** start of RECORDS SHOWN **

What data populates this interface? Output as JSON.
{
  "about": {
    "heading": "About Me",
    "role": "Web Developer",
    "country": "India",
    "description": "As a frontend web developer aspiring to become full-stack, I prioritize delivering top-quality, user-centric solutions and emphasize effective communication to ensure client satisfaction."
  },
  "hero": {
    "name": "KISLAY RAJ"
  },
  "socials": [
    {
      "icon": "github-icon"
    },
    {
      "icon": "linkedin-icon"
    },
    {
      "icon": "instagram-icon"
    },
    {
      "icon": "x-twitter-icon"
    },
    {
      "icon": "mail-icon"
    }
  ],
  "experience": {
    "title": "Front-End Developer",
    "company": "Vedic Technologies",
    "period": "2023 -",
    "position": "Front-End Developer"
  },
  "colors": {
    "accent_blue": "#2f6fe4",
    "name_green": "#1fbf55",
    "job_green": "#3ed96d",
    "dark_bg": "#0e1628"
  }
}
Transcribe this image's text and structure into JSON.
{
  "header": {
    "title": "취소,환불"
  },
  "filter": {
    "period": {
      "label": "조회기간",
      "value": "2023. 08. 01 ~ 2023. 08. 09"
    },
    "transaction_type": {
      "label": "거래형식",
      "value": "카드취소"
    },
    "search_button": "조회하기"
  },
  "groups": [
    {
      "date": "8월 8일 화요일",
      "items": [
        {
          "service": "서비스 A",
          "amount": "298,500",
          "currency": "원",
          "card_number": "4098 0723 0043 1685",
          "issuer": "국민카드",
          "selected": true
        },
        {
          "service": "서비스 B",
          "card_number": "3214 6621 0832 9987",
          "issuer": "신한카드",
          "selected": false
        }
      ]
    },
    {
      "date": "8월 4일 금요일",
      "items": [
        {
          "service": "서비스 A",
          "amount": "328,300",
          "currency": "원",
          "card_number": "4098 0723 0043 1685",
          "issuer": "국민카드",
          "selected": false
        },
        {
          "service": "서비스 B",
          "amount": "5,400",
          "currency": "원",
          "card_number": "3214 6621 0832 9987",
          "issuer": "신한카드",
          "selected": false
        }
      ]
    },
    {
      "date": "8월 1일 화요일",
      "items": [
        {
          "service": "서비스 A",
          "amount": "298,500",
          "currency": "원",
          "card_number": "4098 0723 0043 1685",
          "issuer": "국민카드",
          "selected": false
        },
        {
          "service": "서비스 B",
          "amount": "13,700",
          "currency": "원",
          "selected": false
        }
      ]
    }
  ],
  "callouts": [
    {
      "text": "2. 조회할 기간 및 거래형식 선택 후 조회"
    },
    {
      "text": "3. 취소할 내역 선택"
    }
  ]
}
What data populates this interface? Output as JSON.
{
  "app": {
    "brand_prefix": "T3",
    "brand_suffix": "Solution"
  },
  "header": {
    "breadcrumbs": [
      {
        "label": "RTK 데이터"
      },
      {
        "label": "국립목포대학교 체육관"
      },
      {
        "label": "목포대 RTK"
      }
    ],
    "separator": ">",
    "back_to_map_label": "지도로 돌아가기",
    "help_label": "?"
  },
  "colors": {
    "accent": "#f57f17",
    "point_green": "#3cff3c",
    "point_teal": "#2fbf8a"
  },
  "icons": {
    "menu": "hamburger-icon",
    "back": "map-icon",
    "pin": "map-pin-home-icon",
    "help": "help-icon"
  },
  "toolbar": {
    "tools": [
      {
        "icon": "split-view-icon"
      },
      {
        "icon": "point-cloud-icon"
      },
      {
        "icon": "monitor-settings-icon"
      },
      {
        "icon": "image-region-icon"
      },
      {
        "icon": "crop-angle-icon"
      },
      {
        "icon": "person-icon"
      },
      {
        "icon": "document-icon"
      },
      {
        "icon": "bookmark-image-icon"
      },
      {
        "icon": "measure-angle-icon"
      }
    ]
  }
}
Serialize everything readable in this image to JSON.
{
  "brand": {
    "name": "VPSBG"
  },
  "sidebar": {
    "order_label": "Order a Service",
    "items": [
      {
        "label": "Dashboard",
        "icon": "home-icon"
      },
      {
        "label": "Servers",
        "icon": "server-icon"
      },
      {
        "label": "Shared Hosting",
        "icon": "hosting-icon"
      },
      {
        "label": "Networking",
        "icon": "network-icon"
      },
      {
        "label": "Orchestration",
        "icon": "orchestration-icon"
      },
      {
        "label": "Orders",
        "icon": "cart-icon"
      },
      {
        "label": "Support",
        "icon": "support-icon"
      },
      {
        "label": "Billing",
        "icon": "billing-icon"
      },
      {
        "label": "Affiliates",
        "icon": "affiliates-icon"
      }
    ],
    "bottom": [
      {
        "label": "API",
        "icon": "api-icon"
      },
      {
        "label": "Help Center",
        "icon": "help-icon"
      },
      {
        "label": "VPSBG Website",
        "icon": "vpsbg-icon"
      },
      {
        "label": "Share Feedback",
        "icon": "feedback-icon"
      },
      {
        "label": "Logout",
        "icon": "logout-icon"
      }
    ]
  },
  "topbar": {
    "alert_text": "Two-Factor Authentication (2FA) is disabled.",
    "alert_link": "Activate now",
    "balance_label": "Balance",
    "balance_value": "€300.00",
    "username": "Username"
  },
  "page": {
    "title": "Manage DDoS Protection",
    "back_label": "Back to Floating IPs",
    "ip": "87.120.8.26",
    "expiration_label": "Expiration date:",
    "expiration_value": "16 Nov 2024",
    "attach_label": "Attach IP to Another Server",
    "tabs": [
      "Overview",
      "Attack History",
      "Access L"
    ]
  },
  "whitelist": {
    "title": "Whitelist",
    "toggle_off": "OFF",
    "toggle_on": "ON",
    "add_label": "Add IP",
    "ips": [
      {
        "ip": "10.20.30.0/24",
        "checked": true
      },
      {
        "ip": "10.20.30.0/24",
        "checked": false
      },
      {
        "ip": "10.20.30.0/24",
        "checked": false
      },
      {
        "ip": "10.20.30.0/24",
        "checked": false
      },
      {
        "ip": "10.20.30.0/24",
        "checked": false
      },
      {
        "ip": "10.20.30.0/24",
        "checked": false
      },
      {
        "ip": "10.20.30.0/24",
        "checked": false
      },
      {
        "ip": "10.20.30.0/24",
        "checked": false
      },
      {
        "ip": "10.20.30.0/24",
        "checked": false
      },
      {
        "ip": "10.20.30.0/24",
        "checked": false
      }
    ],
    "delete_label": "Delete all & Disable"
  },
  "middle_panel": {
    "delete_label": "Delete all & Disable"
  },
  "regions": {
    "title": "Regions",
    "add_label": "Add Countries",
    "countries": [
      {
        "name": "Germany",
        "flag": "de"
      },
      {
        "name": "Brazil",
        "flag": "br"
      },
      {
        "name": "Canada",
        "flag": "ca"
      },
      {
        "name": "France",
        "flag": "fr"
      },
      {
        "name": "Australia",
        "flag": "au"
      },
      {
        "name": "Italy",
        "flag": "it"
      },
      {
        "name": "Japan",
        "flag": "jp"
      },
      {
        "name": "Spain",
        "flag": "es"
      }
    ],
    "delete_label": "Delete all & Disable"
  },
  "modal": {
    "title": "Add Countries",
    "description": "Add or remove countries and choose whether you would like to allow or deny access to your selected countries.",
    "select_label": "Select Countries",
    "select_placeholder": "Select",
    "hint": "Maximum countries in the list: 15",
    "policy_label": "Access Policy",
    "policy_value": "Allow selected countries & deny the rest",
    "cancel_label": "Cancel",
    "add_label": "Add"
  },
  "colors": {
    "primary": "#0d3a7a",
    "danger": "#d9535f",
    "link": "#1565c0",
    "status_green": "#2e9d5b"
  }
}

** end of RECORDS SHOWN **

Return each full line of the entries that contains the word "flag".

PROBLEM SOLUTION
        "flag": "de"
        "flag": "br"
        "flag": "ca"
        "flag": "fr"
        "flag": "au"
        "flag": "it"
        "flag": "jp"
        "flag": "es"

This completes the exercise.